» **JOB**
Write the data out again, character for character, with no images.

» **TASK MATERIAL**
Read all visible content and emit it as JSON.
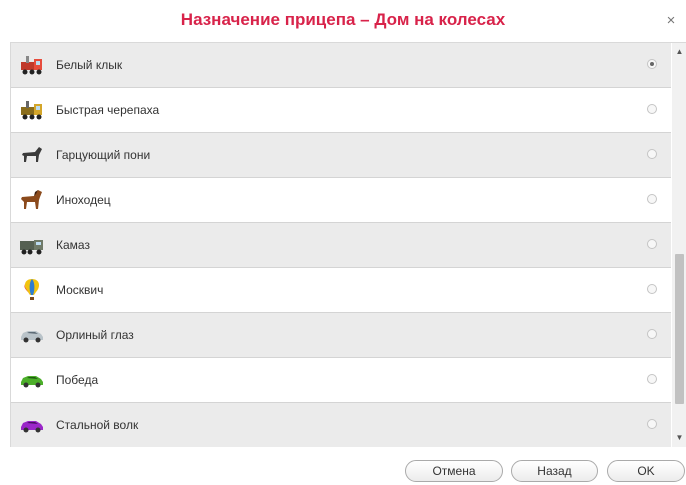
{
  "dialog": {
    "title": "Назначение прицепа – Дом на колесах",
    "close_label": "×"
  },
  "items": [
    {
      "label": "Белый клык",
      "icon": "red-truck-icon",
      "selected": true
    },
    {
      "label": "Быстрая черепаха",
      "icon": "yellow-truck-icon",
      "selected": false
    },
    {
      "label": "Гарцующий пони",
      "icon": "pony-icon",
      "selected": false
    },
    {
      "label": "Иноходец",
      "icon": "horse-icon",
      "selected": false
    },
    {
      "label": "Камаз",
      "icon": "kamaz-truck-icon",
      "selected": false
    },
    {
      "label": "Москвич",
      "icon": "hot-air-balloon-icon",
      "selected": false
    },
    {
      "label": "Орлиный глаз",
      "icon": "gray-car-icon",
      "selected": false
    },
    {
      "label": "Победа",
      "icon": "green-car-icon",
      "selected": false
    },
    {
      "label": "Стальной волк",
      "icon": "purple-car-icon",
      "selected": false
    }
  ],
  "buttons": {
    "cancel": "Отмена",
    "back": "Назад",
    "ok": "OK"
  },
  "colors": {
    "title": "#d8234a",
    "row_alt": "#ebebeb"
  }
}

» **EXERCISE RESULT**
Read all visible content and emit it as JSON.
{
  "dialog": {
    "title": "Назначение прицепа – Дом на колесах",
    "close_label": "×"
  },
  "items": [
    {
      "label": "Белый клык",
      "icon": "red-truck-icon",
      "selected": true
    },
    {
      "label": "Быстрая черепаха",
      "icon": "yellow-truck-icon",
      "selected": false
    },
    {
      "label": "Гарцующий пони",
      "icon": "pony-icon",
      "selected": false
    },
    {
      "label": "Иноходец",
      "icon": "horse-icon",
      "selected": false
    },
    {
      "label": "Камаз",
      "icon": "kamaz-truck-icon",
      "selected": false
    },
    {
      "label": "Москвич",
      "icon": "hot-air-balloon-icon",
      "selected": false
    },
    {
      "label": "Орлиный глаз",
      "icon": "gray-car-icon",
      "selected": false
    },
    {
      "label": "Победа",
      "icon": "green-car-icon",
      "selected": false
    },
    {
      "label": "Стальной волк",
      "icon": "purple-car-icon",
      "selected": false
    }
  ],
  "buttons": {
    "cancel": "Отмена",
    "back": "Назад",
    "ok": "OK"
  },
  "colors": {
    "title": "#d8234a",
    "row_alt": "#ebebeb"
  }
}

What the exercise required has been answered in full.